EXERCISE INSTRUCTIONS: Report every line below that contains the string "annotation", matching case exactly.

Stored data:

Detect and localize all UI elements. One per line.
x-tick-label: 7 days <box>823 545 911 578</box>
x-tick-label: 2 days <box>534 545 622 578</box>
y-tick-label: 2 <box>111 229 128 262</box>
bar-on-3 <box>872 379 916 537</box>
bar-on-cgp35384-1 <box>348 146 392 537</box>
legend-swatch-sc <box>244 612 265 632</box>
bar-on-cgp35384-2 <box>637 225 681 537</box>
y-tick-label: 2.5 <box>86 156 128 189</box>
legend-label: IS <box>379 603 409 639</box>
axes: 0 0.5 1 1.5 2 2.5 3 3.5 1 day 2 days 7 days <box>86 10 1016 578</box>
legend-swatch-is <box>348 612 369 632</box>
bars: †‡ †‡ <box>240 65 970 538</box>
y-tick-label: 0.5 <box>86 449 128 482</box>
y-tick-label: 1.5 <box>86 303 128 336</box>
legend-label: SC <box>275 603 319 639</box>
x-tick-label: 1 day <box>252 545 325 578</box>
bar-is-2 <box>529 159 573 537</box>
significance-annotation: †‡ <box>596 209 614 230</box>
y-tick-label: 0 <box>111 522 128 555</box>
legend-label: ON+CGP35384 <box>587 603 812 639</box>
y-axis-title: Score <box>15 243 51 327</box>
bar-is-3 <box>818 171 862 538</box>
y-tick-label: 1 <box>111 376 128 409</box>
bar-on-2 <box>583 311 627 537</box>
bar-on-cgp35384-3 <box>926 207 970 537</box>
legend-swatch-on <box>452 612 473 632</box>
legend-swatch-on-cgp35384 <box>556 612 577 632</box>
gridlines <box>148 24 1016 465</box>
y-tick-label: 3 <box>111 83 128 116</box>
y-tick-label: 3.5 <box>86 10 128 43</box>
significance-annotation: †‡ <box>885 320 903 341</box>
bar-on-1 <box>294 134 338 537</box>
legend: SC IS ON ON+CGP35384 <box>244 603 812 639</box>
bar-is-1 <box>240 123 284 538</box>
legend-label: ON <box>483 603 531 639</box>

EXPECTED OUTPUT:
significance-annotation: †‡ <box>596 209 614 230</box>
significance-annotation: †‡ <box>885 320 903 341</box>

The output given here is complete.